■ Task description:
Look through the lines below and extract any with the word "Нажмите".

■ Records provided:
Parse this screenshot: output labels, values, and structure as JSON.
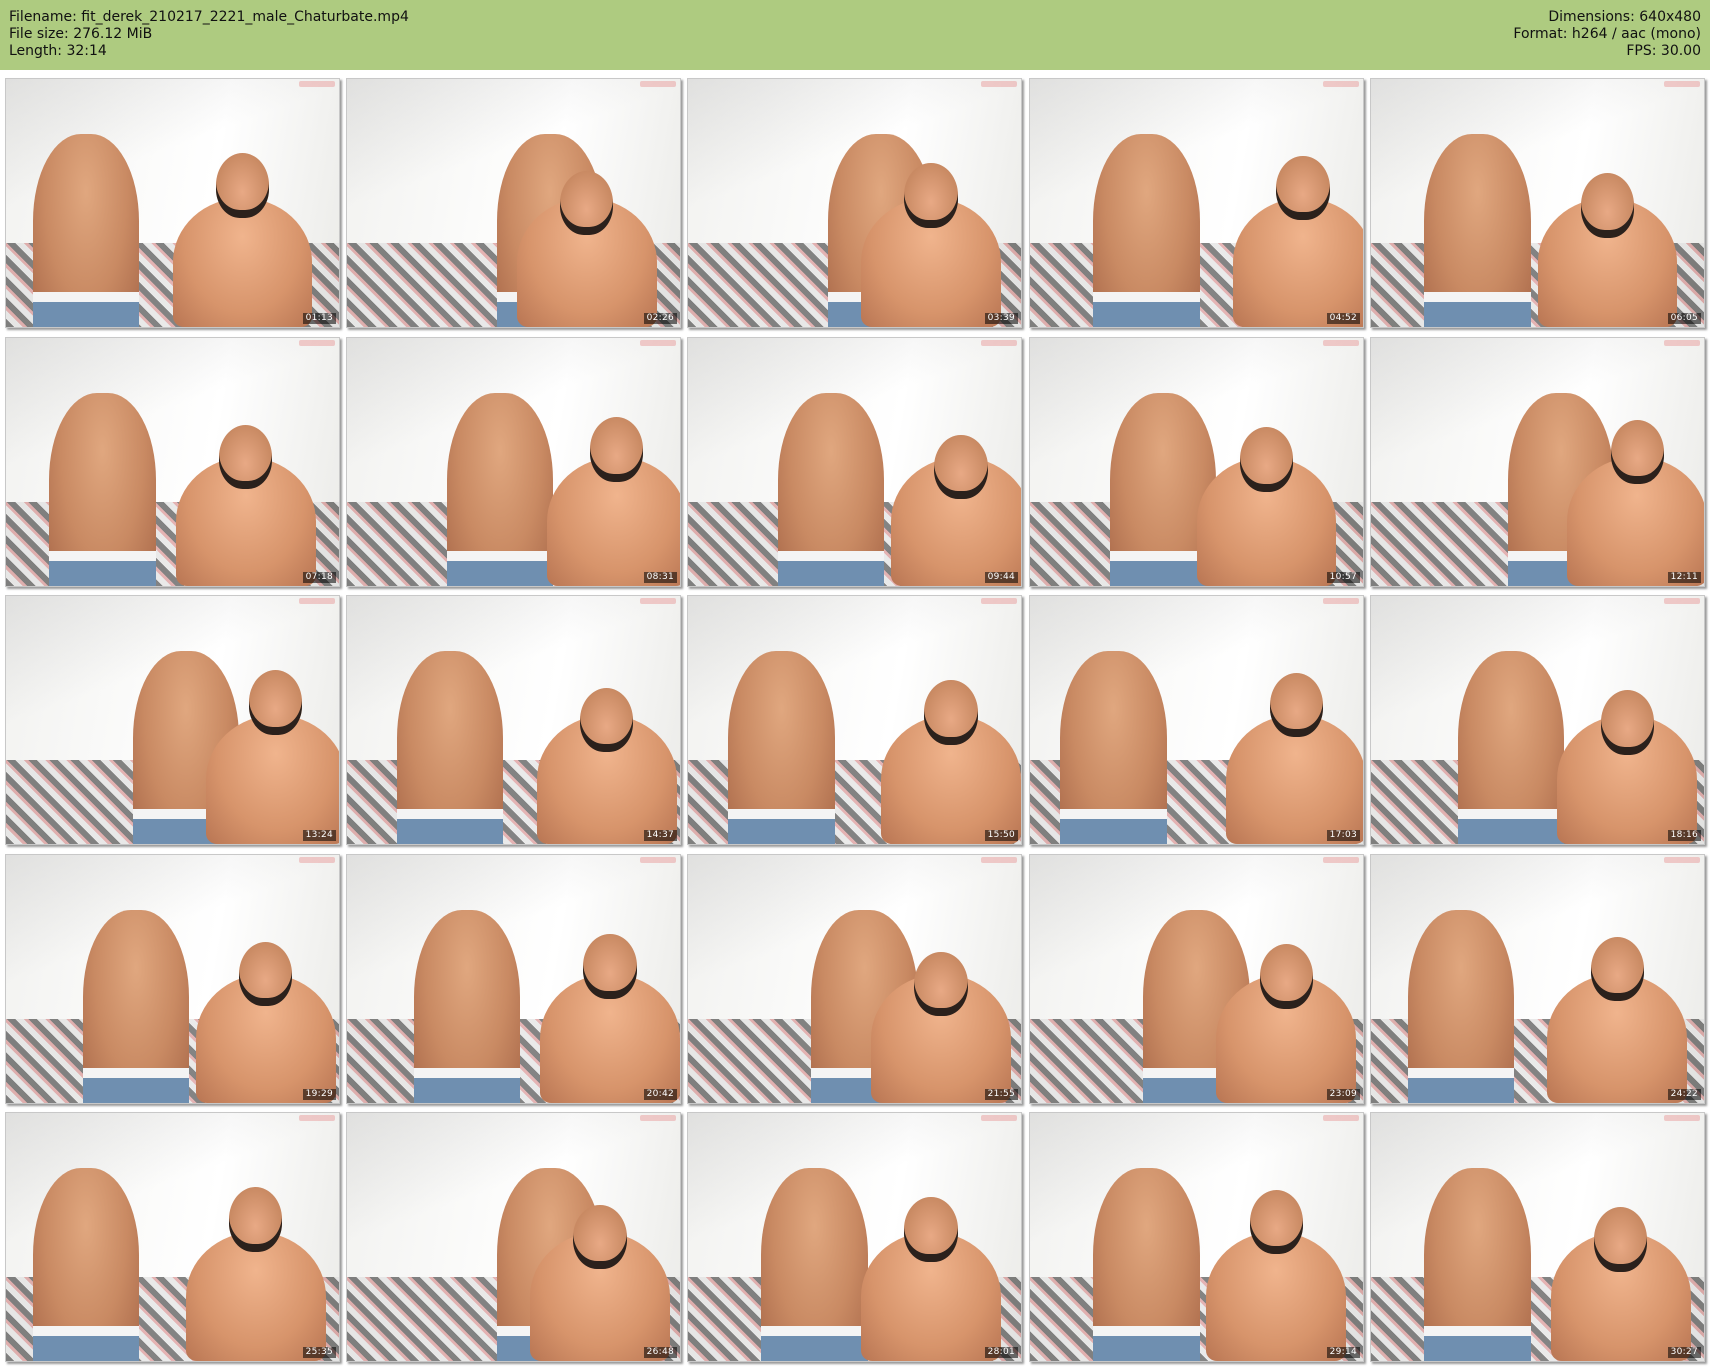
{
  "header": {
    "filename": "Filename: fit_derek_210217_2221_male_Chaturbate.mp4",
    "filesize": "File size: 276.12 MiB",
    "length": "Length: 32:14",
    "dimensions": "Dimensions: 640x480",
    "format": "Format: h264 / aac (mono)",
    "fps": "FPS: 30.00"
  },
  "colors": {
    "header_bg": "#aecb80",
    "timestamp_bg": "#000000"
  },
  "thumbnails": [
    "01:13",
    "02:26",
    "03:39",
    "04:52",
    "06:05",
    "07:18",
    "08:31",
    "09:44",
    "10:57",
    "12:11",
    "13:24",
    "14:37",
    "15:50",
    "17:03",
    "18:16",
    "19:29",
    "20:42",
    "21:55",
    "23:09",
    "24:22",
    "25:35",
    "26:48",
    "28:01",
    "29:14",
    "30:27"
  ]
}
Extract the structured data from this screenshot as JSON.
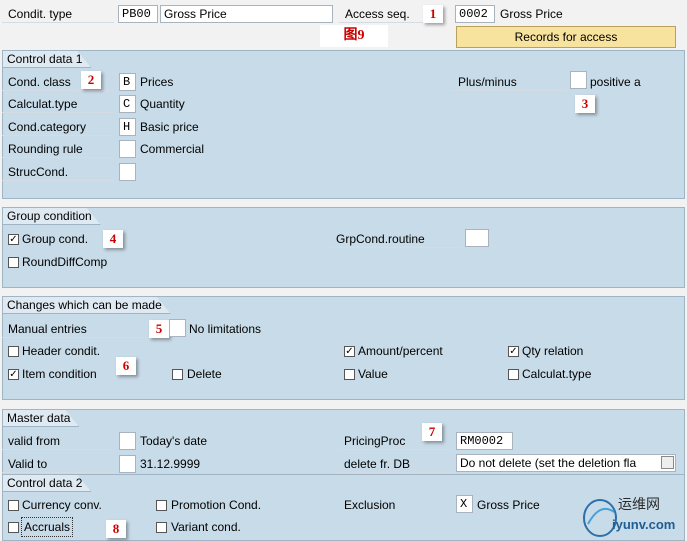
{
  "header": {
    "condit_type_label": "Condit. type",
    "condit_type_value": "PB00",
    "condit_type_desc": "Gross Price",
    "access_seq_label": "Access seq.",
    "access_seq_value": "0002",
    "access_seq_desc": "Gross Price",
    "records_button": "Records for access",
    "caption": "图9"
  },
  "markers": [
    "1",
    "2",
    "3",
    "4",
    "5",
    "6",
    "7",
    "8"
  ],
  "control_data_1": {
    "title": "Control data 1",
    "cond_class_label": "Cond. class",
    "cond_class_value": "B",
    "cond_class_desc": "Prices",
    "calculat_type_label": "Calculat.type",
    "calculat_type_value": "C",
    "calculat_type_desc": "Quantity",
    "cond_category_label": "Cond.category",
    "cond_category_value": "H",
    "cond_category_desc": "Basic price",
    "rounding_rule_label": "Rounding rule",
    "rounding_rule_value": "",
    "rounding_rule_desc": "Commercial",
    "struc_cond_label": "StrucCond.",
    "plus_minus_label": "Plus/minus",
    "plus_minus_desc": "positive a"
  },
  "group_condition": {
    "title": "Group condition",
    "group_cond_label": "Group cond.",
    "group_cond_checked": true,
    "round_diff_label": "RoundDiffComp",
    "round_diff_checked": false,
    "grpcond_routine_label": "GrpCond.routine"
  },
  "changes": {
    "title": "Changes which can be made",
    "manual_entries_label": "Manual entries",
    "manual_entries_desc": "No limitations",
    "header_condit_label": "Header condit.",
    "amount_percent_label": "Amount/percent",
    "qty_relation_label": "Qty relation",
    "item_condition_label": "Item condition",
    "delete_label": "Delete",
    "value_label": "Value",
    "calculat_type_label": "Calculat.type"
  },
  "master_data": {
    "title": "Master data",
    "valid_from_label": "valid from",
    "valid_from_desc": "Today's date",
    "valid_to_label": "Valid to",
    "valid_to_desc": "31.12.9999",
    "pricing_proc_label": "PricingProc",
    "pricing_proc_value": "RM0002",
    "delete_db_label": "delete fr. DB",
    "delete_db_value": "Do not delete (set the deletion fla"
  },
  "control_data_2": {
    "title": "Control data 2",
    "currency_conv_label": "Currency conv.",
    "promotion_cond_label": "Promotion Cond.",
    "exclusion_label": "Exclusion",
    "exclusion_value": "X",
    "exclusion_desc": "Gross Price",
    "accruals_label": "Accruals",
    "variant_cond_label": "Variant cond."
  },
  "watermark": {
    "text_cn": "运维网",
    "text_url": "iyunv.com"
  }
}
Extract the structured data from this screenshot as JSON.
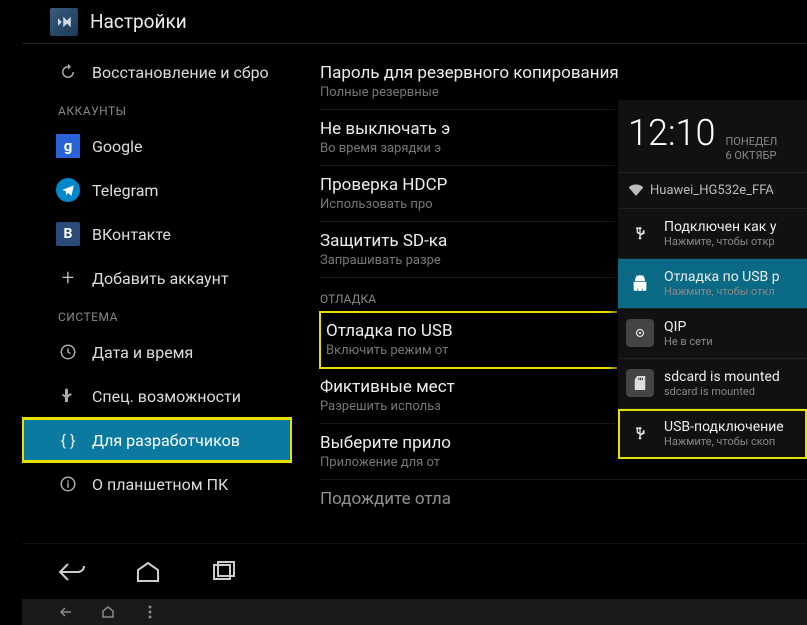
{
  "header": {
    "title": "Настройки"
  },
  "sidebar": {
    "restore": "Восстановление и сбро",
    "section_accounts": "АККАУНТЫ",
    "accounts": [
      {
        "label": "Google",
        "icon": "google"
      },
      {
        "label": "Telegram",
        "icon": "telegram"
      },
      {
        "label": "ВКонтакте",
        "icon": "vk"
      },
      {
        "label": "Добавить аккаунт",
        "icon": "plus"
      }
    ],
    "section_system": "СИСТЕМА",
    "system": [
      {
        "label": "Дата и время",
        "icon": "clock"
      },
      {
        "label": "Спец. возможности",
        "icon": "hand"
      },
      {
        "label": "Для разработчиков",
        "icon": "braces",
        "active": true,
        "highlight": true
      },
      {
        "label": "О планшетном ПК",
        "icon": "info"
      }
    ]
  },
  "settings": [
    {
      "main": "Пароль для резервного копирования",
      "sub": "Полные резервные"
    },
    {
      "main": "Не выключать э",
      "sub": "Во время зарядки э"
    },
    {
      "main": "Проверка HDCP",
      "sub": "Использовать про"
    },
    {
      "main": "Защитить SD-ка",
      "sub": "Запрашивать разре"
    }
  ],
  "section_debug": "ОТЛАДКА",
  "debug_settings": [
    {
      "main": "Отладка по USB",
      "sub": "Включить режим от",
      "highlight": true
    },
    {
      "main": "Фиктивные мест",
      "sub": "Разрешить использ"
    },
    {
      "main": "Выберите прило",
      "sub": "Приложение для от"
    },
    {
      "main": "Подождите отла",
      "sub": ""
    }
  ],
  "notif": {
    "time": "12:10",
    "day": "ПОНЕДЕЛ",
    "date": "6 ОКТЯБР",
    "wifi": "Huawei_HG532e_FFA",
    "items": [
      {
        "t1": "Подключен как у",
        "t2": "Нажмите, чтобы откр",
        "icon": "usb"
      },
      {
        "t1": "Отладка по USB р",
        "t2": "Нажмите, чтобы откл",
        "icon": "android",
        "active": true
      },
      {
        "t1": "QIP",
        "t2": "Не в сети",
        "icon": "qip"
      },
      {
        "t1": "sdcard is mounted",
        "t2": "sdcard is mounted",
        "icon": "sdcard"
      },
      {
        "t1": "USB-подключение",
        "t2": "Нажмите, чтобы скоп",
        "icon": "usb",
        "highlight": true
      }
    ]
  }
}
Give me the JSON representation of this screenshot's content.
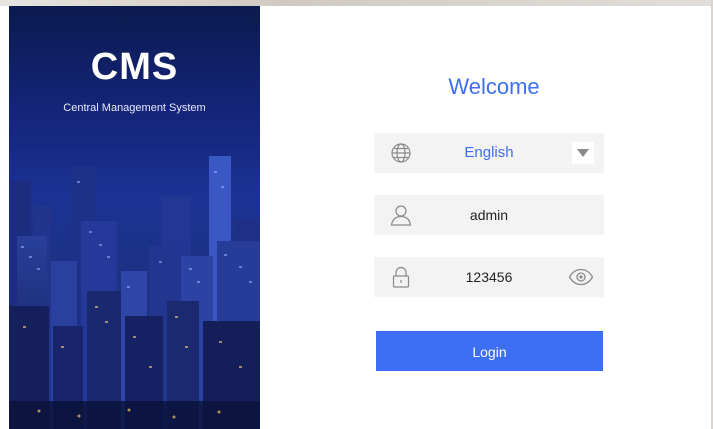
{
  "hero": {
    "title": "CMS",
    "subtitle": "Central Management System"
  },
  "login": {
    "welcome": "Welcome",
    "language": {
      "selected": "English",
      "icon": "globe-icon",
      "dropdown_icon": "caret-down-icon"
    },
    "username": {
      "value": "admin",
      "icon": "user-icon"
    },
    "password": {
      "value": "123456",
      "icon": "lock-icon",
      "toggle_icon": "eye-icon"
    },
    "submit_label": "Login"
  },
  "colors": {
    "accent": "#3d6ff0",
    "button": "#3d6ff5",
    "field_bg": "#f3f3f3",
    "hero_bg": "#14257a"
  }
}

■ Full solution:
        "t2": "Нажмите, чтобы откр",
        "t2": "Нажмите, чтобы откл",
        "t2": "Нажмите, чтобы скоп",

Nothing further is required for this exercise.